He also sat on the advisory board to the Abraham Lincoln Bicentennial Commission and was a member of the President's Commission on White House Fellowships. He held appointments in history at the Smithsonian Institution, as a senior associate member at St. Antony's College (University of Oxford), a visiting scholar at the Harvard University Russian Research Center, a Senior Fellow of the Annenberg Foundation, and a Montgomery Fellow and Dorsett Fellow at Dartmouth College. Since 2014, he has been chair of the annual Robert F. Kennedy Book Awards. He has appeared on The Daily Show in 2003, 2005, 2006, 2007, and 2010. He was portrayed by Chris Kattan on NBC's Saturday Night Live on February 14, 1998.

Beschloss has had a X account, @BeschlossDC, since October 2012. Time included his account in their "Best Twitter Feeds of 2013". He has contributed columns on history with the title HistorySource to The New York Times. He is also the editor of Washington by Meg Greenfield (2001) and Essays in Honor of James MacGregor Burns (with Thomas Cronin) in 1988.

ENTRIES SHOWN →

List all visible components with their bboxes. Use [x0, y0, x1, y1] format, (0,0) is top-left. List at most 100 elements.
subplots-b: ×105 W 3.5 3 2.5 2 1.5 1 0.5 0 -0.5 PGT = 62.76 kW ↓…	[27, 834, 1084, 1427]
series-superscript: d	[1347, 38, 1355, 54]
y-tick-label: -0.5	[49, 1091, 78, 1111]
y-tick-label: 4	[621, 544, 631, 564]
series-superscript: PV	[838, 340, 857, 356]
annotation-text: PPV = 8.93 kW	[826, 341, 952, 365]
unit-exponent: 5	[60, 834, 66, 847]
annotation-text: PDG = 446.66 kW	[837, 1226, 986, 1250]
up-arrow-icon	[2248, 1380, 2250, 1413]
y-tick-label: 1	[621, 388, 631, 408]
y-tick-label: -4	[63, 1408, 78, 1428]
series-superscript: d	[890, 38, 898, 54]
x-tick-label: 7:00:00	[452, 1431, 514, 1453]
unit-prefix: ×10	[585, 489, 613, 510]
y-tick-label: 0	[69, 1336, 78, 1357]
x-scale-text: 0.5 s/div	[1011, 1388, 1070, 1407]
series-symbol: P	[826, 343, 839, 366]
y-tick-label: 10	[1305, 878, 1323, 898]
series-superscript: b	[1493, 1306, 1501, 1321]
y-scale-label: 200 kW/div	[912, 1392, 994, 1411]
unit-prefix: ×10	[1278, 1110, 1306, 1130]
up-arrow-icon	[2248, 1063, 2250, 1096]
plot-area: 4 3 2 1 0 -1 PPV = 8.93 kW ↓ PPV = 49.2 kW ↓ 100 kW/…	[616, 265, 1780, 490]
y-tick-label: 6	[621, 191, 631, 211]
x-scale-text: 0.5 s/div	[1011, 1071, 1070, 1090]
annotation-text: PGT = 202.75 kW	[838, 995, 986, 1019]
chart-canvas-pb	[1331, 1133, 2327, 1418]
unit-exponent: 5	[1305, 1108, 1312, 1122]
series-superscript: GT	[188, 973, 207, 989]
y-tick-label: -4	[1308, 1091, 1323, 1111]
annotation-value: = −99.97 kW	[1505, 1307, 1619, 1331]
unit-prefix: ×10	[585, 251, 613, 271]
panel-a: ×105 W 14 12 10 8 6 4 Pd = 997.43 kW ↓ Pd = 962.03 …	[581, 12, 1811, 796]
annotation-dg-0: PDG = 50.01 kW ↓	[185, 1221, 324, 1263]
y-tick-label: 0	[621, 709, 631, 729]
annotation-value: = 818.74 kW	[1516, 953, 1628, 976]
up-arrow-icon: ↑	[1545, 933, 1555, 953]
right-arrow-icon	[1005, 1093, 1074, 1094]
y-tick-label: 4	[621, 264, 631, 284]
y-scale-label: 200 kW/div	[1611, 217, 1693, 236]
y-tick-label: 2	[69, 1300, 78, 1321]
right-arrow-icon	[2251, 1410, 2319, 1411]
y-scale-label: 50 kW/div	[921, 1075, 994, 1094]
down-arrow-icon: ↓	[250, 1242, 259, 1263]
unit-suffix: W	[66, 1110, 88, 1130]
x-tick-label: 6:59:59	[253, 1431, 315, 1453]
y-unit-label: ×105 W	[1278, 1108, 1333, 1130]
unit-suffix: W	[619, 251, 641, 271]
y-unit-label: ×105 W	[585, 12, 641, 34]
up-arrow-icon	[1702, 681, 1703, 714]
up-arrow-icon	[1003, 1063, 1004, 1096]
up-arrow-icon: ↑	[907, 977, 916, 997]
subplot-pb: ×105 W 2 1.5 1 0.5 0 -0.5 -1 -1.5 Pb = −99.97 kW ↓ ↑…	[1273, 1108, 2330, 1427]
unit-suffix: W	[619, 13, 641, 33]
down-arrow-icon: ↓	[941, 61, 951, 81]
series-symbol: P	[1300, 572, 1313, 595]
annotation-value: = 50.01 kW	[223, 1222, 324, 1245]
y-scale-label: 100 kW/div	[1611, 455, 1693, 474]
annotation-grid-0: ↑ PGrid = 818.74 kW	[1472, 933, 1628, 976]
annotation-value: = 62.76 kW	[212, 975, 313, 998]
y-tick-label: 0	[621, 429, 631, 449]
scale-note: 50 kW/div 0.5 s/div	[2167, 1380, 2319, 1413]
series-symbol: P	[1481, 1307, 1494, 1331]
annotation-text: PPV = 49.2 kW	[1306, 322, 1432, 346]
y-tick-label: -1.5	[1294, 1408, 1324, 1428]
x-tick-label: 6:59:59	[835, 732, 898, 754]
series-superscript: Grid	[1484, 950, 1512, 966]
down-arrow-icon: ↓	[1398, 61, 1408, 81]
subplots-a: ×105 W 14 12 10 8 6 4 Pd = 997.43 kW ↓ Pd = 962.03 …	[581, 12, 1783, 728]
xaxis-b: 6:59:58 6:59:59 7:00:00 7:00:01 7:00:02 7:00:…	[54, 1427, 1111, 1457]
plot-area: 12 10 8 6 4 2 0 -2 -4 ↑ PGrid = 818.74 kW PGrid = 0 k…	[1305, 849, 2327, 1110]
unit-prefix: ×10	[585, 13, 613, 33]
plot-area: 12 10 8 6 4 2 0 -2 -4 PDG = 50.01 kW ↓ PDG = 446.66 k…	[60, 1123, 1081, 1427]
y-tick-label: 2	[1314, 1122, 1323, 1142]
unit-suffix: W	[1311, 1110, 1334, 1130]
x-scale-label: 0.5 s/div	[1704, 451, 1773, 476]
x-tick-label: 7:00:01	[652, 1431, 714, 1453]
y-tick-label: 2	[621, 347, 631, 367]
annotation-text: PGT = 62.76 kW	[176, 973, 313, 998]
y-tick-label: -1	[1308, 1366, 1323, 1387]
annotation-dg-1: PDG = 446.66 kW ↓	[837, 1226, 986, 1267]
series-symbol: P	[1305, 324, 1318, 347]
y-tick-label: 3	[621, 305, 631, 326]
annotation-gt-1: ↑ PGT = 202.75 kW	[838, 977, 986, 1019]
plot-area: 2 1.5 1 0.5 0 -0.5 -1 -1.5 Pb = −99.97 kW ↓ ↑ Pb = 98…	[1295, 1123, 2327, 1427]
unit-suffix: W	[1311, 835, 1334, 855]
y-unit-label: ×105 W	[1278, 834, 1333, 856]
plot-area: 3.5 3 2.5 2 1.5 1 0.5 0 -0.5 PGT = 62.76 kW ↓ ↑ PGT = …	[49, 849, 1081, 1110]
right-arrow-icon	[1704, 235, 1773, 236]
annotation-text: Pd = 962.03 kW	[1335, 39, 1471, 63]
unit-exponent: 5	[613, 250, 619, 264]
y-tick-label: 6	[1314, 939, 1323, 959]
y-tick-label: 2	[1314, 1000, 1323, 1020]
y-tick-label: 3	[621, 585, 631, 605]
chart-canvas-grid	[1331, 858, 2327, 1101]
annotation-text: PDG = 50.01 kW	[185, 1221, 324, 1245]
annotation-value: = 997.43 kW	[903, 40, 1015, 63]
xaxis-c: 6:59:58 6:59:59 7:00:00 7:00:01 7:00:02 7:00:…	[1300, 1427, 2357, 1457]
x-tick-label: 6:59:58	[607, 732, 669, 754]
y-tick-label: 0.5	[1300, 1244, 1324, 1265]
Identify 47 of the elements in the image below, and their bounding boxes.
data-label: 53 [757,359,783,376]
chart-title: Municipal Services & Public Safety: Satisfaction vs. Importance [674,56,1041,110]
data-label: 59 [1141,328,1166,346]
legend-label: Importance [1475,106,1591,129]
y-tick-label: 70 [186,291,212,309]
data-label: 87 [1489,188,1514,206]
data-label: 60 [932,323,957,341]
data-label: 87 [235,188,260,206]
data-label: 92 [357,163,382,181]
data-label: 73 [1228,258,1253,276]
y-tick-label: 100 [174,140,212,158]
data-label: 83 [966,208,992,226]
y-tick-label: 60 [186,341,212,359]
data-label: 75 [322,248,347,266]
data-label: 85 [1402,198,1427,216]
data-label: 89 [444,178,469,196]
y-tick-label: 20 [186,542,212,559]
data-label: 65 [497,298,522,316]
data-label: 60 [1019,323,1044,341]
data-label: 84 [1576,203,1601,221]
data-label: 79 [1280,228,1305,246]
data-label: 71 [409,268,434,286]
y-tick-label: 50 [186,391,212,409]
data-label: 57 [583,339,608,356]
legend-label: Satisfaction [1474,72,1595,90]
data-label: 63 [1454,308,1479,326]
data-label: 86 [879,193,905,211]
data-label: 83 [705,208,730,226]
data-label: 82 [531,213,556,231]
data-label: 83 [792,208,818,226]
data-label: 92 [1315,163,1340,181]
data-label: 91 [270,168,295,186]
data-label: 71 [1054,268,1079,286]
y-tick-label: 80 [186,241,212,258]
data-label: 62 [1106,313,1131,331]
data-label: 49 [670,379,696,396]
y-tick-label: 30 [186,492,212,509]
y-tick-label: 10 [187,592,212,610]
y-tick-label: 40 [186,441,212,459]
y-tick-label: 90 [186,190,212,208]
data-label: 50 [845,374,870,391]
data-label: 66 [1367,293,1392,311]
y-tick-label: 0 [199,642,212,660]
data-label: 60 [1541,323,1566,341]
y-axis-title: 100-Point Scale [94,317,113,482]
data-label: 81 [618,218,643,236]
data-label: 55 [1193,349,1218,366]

EXERCISE BRIEF →
Copy out the full Beschloss passage above word for word.

YOUR RESPONSE →
He also sat on the advisory board to the Abraham Lincoln Bicentennial Commission and was a member of the President's Commission on White House Fellowships. He held appointments in history at the Smithsonian Institution, as a senior associate member at St. Antony's College (University of Oxford), a visiting scholar at the Harvard University Russian Research Center, a Senior Fellow of the Annenberg Foundation, and a Montgomery Fellow and Dorsett Fellow at Dartmouth College. Since 2014, he has been chair of the annual Robert F. Kennedy Book Awards. He has appeared on The Daily Show in 2003, 2005, 2006, 2007, and 2010. He was portrayed by Chris Kattan on NBC's Saturday Night Live on February 14, 1998.

Beschloss has had a X account, @BeschlossDC, since October 2012. Time included his account in their "Best Twitter Feeds of 2013". He has contributed columns on history with the title HistorySource to The New York Times. He is also the editor of Washington by Meg Greenfield (2001) and Essays in Honor of James MacGregor Burns (with Thomas Cronin) in 1988.